Set down all of the data that follows word for word, without the images.

* PROVIDED RECORDS *
************

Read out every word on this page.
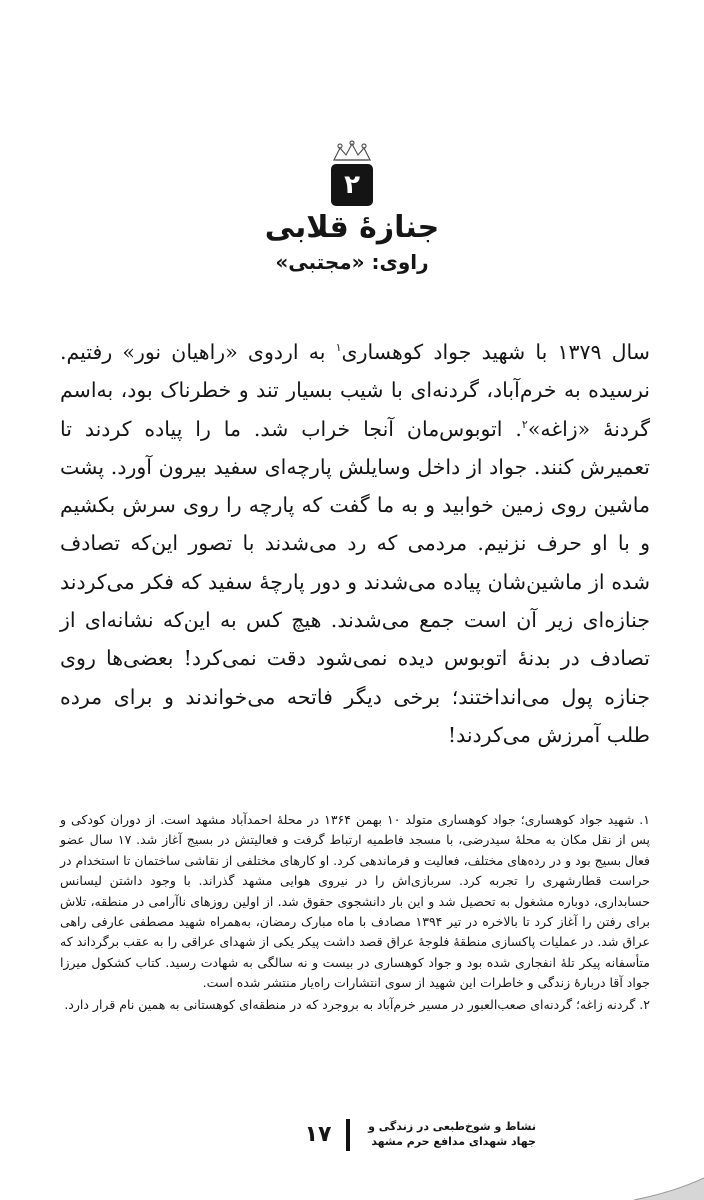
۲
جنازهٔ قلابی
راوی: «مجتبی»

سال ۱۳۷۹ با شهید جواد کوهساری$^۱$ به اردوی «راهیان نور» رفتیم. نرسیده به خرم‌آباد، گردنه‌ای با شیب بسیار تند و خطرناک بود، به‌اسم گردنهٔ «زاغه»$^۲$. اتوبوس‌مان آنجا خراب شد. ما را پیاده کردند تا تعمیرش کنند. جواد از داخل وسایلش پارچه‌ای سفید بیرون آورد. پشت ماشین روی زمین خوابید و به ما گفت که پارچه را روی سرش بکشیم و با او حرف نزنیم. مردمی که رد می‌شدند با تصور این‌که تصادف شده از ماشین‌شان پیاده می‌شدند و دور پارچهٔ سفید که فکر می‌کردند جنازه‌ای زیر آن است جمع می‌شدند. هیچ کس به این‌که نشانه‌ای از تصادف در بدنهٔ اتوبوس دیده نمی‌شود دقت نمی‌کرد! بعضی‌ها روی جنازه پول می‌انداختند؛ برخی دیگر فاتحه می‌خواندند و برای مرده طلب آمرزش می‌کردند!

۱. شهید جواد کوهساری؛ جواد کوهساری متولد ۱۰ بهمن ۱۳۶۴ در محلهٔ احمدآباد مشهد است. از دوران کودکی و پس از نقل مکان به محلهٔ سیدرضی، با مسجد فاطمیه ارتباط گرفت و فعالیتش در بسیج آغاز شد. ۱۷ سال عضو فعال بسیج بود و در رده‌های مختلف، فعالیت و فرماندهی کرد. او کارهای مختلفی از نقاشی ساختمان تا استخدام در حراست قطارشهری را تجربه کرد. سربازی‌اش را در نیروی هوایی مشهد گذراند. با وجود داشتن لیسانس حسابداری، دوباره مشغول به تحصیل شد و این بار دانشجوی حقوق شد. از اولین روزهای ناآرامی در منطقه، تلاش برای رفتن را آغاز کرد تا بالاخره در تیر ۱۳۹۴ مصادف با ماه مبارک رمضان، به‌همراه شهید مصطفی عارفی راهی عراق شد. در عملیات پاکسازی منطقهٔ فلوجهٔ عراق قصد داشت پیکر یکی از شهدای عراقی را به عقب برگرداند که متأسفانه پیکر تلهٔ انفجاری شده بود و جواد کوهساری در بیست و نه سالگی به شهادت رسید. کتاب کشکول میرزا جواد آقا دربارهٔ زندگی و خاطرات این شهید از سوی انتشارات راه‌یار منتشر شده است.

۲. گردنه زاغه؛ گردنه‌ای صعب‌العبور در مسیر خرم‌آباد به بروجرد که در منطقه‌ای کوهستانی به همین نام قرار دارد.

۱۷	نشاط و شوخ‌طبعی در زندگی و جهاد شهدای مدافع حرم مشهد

************

* ANSWER TO THE PROBLEM *
Read out every word on this page.
۲
جنازهٔ قلابی
راوی: «مجتبی»

سال ۱۳۷۹ با شهید جواد کوهساری$^۱$ به اردوی «راهیان نور» رفتیم. نرسیده به خرم‌آباد، گردنه‌ای با شیب بسیار تند و خطرناک بود، به‌اسم گردنهٔ «زاغه»$^۲$. اتوبوس‌مان آنجا خراب شد. ما را پیاده کردند تا تعمیرش کنند. جواد از داخل وسایلش پارچه‌ای سفید بیرون آورد. پشت ماشین روی زمین خوابید و به ما گفت که پارچه را روی سرش بکشیم و با او حرف نزنیم. مردمی که رد می‌شدند با تصور این‌که تصادف شده از ماشین‌شان پیاده می‌شدند و دور پارچهٔ سفید که فکر می‌کردند جنازه‌ای زیر آن است جمع می‌شدند. هیچ کس به این‌که نشانه‌ای از تصادف در بدنهٔ اتوبوس دیده نمی‌شود دقت نمی‌کرد! بعضی‌ها روی جنازه پول می‌انداختند؛ برخی دیگر فاتحه می‌خواندند و برای مرده طلب آمرزش می‌کردند!

۱. شهید جواد کوهساری؛ جواد کوهساری متولد ۱۰ بهمن ۱۳۶۴ در محلهٔ احمدآباد مشهد است. از دوران کودکی و پس از نقل مکان به محلهٔ سیدرضی، با مسجد فاطمیه ارتباط گرفت و فعالیتش در بسیج آغاز شد. ۱۷ سال عضو فعال بسیج بود و در رده‌های مختلف، فعالیت و فرماندهی کرد. او کارهای مختلفی از نقاشی ساختمان تا استخدام در حراست قطارشهری را تجربه کرد. سربازی‌اش را در نیروی هوایی مشهد گذراند. با وجود داشتن لیسانس حسابداری، دوباره مشغول به تحصیل شد و این بار دانشجوی حقوق شد. از اولین روزهای ناآرامی در منطقه، تلاش برای رفتن را آغاز کرد تا بالاخره در تیر ۱۳۹۴ مصادف با ماه مبارک رمضان، به‌همراه شهید مصطفی عارفی راهی عراق شد. در عملیات پاکسازی منطقهٔ فلوجهٔ عراق قصد داشت پیکر یکی از شهدای عراقی را به عقب برگرداند که متأسفانه پیکر تلهٔ انفجاری شده بود و جواد کوهساری در بیست و نه سالگی به شهادت رسید. کتاب کشکول میرزا جواد آقا دربارهٔ زندگی و خاطرات این شهید از سوی انتشارات راه‌یار منتشر شده است.

۲. گردنه زاغه؛ گردنه‌ای صعب‌العبور در مسیر خرم‌آباد به بروجرد که در منطقه‌ای کوهستانی به همین نام قرار دارد.

۱۷	نشاط و شوخ‌طبعی در زندگی و جهاد شهدای مدافع حرم مشهد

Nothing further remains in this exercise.